» Task instructions
Identify each line in the items below that contains the string "type" and copy it, treating uppercase and lowercase letters as different.

» Exercise inputs

* start *

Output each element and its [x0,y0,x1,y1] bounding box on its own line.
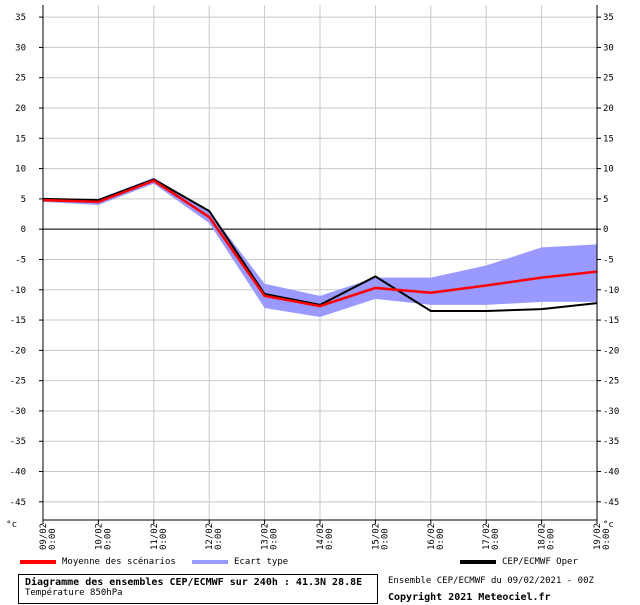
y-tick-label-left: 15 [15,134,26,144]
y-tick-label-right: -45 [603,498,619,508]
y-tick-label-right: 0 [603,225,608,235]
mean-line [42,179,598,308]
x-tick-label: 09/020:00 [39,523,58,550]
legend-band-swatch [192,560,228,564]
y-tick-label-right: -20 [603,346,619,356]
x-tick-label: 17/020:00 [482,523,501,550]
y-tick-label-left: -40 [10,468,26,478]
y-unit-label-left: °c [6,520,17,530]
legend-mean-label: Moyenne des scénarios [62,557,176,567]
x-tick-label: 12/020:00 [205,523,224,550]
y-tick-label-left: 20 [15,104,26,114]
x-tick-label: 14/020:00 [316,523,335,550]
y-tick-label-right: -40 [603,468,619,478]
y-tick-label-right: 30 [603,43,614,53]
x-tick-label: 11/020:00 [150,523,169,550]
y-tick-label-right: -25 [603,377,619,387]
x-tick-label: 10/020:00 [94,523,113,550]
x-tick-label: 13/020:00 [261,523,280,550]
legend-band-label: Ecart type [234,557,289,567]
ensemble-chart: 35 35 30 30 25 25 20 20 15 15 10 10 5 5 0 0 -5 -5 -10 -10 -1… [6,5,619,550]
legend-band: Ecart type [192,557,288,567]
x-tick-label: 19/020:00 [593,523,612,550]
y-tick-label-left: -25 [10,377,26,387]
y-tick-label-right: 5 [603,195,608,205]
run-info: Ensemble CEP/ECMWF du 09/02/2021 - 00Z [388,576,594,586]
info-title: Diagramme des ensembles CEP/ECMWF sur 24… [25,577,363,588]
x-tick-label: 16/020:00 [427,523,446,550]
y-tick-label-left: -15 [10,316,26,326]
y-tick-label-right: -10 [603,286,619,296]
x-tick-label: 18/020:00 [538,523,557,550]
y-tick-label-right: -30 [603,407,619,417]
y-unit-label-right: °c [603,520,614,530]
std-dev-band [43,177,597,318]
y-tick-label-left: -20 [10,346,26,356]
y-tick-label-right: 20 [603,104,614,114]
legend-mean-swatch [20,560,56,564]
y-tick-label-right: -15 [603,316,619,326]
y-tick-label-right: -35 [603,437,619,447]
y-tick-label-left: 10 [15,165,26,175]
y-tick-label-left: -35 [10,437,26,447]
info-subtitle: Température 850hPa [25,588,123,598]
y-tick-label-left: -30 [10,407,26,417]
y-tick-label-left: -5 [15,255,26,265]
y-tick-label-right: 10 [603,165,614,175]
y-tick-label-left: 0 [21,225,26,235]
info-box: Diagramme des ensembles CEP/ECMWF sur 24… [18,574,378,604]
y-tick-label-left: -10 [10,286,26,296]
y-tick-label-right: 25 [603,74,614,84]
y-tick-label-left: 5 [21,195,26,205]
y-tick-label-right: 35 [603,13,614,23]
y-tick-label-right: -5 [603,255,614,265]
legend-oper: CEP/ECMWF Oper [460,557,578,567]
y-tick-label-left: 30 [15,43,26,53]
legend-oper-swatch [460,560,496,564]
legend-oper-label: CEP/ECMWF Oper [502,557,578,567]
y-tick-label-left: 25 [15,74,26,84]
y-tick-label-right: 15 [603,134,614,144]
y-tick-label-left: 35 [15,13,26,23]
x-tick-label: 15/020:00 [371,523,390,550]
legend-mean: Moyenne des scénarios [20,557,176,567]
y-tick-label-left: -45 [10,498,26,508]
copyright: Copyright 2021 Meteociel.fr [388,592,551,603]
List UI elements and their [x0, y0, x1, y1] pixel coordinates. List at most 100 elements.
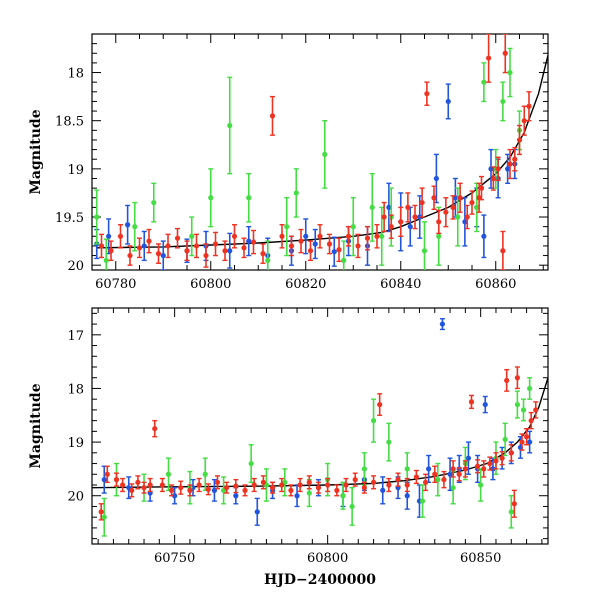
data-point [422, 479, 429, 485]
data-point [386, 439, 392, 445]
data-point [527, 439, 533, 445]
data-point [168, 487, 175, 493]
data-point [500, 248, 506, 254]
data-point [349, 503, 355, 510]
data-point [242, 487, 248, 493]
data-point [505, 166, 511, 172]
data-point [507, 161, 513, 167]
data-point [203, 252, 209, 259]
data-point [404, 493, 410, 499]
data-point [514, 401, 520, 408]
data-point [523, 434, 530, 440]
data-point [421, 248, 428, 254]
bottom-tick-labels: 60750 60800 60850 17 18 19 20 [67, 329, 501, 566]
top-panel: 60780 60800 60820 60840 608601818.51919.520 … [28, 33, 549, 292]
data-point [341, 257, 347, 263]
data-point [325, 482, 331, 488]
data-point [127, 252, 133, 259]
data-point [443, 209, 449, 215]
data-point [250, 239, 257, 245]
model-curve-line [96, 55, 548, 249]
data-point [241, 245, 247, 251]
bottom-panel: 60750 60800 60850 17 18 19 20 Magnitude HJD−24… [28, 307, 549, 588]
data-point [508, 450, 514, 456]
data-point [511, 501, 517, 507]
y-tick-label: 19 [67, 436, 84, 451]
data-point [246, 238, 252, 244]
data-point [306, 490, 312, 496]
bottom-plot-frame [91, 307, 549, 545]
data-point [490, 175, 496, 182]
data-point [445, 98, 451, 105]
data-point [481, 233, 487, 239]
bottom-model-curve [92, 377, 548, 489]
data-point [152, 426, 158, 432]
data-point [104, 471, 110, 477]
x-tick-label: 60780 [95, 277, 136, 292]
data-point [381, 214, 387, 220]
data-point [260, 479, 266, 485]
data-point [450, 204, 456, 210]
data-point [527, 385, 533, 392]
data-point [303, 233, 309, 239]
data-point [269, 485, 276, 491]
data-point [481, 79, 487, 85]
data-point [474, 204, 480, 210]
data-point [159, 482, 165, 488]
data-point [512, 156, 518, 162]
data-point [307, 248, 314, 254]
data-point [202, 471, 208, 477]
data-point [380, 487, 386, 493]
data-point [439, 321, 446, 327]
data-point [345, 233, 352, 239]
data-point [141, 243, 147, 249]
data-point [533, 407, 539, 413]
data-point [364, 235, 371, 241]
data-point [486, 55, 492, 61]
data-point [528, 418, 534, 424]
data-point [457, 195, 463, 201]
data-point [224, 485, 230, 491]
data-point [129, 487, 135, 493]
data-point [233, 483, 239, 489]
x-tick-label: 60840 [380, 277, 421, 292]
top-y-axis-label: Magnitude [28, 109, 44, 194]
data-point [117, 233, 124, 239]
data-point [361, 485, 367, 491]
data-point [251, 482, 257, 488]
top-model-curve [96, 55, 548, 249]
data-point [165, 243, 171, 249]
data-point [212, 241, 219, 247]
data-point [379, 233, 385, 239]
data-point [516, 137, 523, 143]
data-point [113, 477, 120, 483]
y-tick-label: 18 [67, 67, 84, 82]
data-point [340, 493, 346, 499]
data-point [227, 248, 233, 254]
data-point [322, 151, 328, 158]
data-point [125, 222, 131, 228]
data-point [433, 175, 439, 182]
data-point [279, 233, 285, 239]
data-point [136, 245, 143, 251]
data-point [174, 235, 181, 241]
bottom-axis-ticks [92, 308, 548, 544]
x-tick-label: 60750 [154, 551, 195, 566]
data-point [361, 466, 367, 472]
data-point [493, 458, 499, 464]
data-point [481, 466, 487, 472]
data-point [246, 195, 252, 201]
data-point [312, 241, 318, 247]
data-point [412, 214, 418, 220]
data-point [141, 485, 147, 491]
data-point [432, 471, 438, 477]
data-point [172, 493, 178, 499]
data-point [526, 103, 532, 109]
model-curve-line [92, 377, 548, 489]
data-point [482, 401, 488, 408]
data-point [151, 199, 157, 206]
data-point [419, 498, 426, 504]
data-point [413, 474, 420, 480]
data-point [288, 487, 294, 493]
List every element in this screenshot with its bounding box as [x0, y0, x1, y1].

* end *
* start *

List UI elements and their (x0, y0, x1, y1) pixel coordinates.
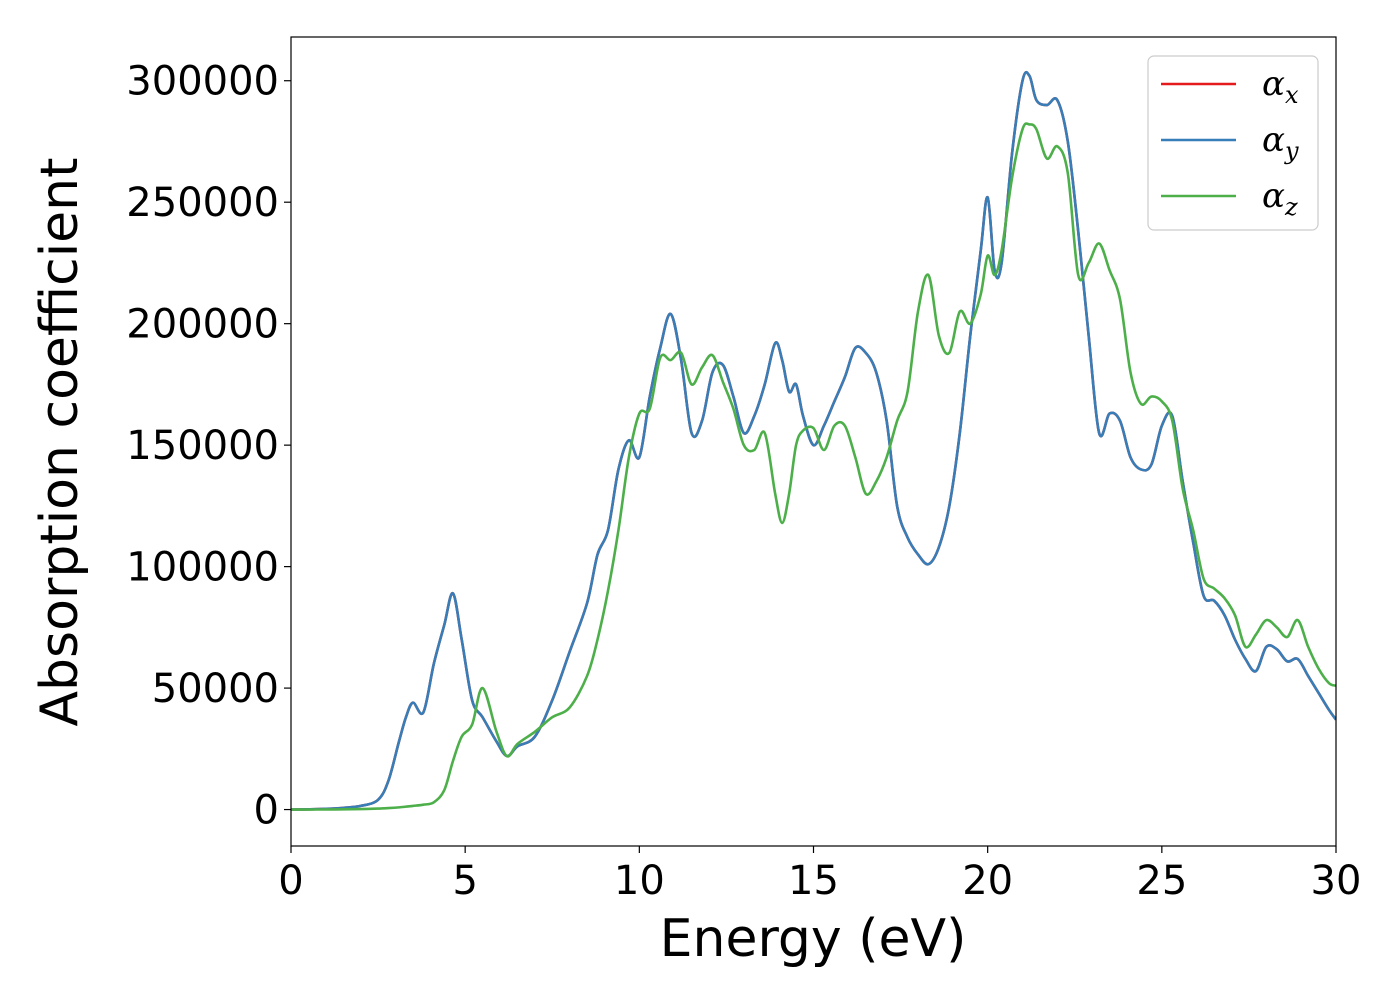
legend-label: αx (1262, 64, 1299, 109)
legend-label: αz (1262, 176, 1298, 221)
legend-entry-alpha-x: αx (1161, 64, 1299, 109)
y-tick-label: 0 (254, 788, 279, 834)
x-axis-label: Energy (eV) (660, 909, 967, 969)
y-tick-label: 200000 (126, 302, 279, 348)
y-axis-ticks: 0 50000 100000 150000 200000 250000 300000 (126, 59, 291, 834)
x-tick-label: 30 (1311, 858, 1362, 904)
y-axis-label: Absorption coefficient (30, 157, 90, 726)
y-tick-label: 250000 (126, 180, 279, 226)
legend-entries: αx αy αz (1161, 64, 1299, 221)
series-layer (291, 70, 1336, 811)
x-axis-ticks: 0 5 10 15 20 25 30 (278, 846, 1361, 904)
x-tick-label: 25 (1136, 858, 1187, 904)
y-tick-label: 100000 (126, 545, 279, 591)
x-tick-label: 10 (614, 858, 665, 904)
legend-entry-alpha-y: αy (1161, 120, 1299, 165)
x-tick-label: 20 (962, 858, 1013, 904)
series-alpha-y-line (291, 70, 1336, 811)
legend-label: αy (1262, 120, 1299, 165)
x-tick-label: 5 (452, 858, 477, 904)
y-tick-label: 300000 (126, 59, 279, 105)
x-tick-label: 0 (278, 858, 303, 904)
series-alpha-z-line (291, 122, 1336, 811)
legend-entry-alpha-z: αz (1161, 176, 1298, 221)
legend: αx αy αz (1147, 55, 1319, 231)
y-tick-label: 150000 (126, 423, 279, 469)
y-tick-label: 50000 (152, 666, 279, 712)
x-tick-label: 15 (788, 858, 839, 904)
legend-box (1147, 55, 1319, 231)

* end *
* start *

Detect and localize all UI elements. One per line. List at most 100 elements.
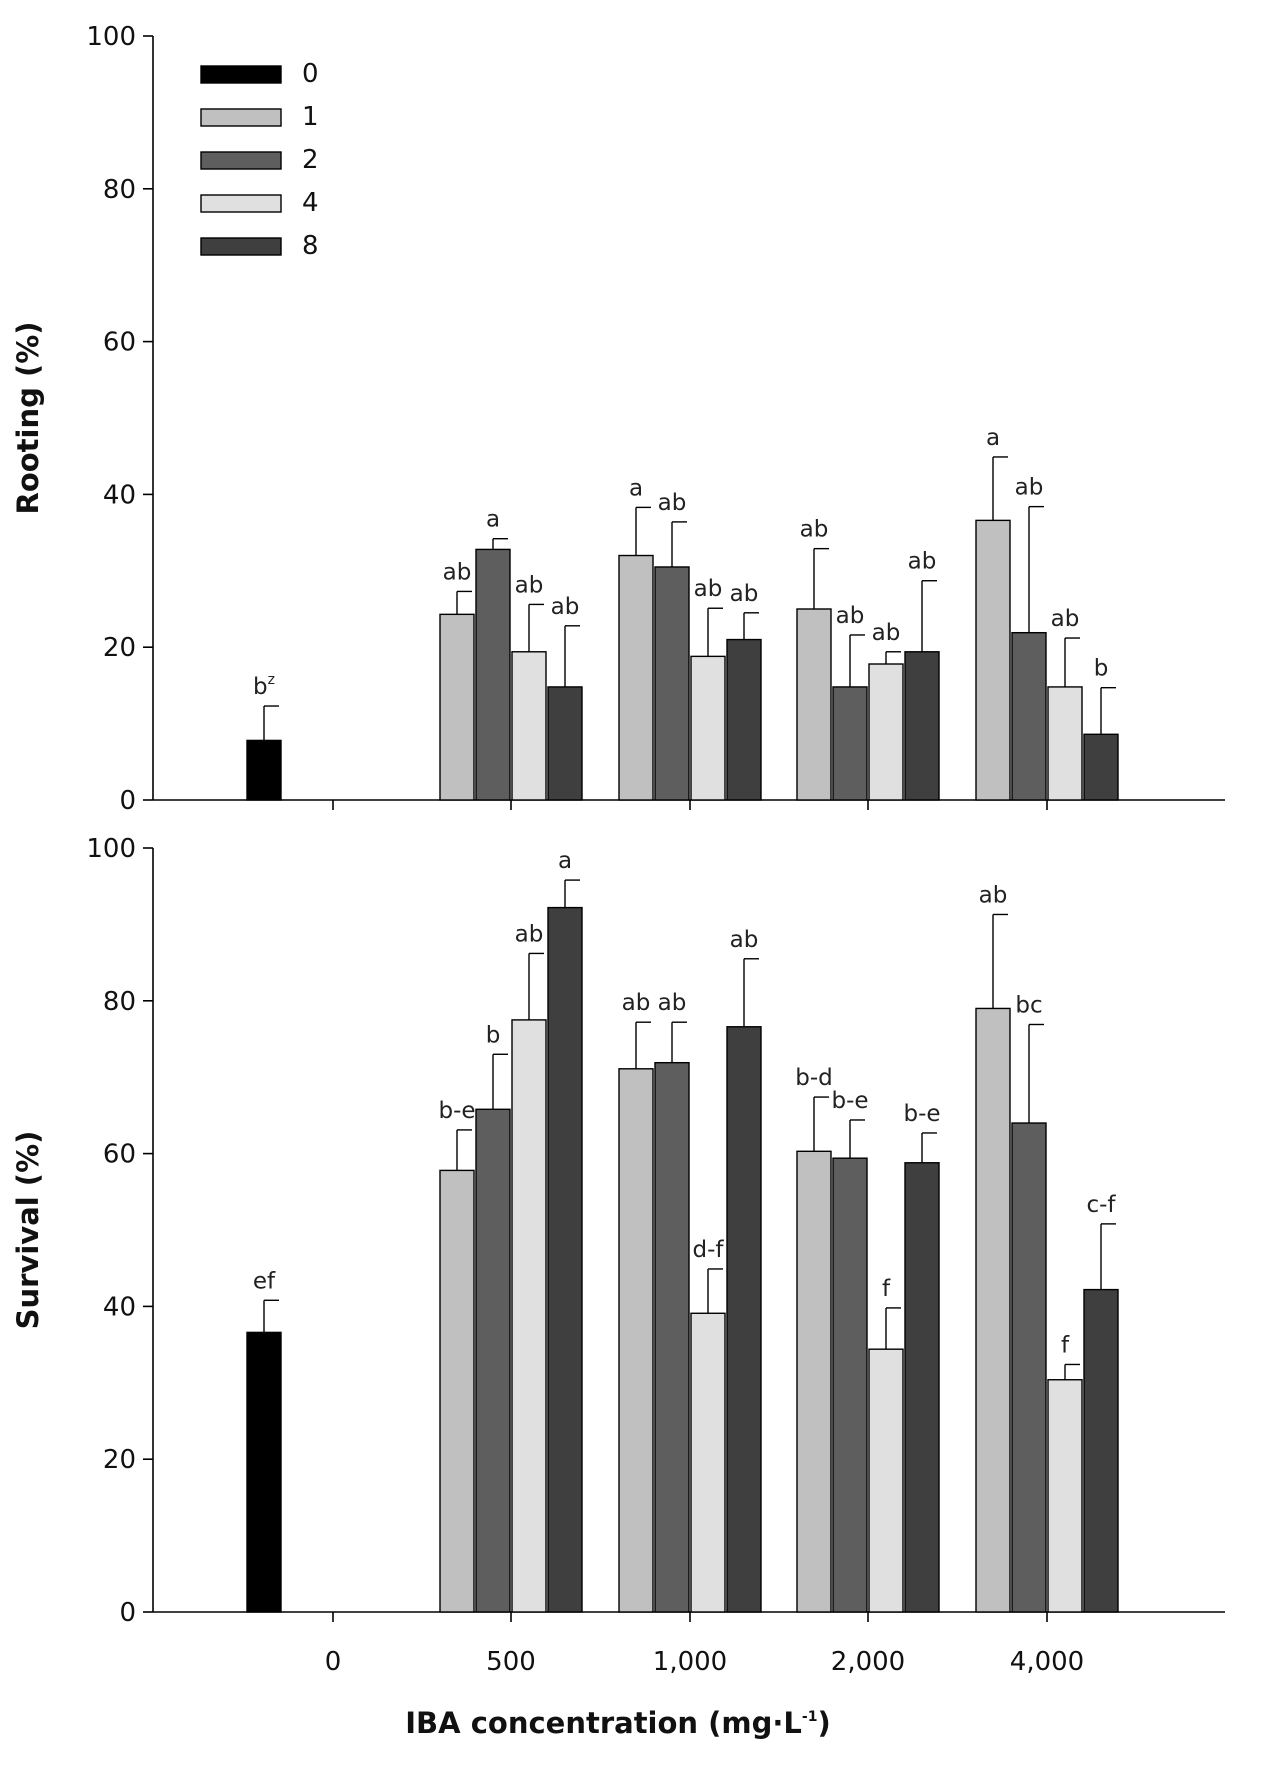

* end *

» Solution for this problem
legend-band-label: Ecart type [234,557,289,567]
legend-band: Ecart type [192,557,288,567]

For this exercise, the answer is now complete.